▶ _Exercise_
Below is a block of records; reproduce all of them exactly and leave out any pictures.

++++++++++++++++++++

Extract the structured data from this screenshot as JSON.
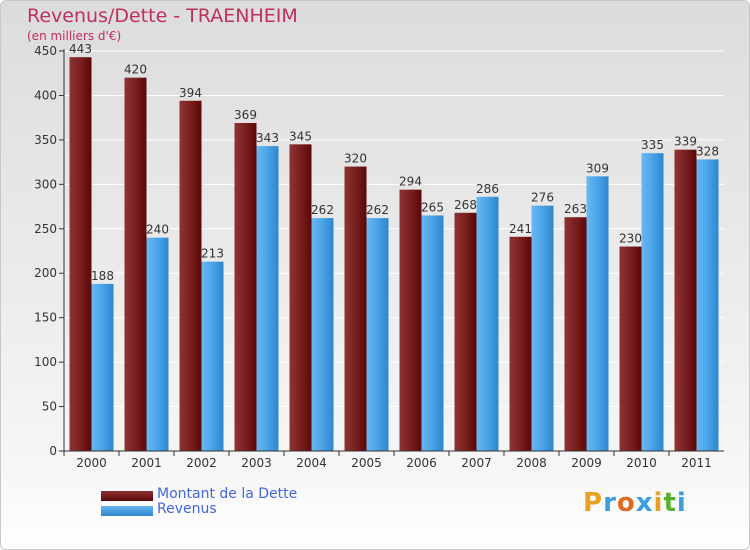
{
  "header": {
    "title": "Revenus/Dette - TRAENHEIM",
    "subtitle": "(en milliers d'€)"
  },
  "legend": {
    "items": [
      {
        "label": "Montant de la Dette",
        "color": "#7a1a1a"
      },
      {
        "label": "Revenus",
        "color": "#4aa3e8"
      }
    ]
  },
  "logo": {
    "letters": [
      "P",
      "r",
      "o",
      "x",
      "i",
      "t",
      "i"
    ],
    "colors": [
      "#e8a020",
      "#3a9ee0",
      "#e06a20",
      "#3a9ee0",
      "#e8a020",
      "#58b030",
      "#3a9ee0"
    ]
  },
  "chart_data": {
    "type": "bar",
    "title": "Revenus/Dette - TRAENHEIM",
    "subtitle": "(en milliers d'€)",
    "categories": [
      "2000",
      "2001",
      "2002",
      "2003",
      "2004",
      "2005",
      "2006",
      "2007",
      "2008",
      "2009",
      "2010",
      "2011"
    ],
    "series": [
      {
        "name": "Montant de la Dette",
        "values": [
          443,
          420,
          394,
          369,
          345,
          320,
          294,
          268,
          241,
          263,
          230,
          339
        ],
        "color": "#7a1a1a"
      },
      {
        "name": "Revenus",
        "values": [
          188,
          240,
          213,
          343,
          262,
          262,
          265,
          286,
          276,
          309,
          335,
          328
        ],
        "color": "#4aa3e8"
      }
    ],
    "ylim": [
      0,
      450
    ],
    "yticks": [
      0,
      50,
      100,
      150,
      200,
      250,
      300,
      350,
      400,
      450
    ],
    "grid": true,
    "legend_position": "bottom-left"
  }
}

++++++++++++++++++++

▶ _Solution_
Extract the structured data from this screenshot as JSON.
{
  "header": {
    "title": "Revenus/Dette - TRAENHEIM",
    "subtitle": "(en milliers d'€)"
  },
  "legend": {
    "items": [
      {
        "label": "Montant de la Dette",
        "color": "#7a1a1a"
      },
      {
        "label": "Revenus",
        "color": "#4aa3e8"
      }
    ]
  },
  "logo": {
    "letters": [
      "P",
      "r",
      "o",
      "x",
      "i",
      "t",
      "i"
    ],
    "colors": [
      "#e8a020",
      "#3a9ee0",
      "#e06a20",
      "#3a9ee0",
      "#e8a020",
      "#58b030",
      "#3a9ee0"
    ]
  },
  "chart_data": {
    "type": "bar",
    "title": "Revenus/Dette - TRAENHEIM",
    "subtitle": "(en milliers d'€)",
    "categories": [
      "2000",
      "2001",
      "2002",
      "2003",
      "2004",
      "2005",
      "2006",
      "2007",
      "2008",
      "2009",
      "2010",
      "2011"
    ],
    "series": [
      {
        "name": "Montant de la Dette",
        "values": [
          443,
          420,
          394,
          369,
          345,
          320,
          294,
          268,
          241,
          263,
          230,
          339
        ],
        "color": "#7a1a1a"
      },
      {
        "name": "Revenus",
        "values": [
          188,
          240,
          213,
          343,
          262,
          262,
          265,
          286,
          276,
          309,
          335,
          328
        ],
        "color": "#4aa3e8"
      }
    ],
    "ylim": [
      0,
      450
    ],
    "yticks": [
      0,
      50,
      100,
      150,
      200,
      250,
      300,
      350,
      400,
      450
    ],
    "grid": true,
    "legend_position": "bottom-left"
  }
}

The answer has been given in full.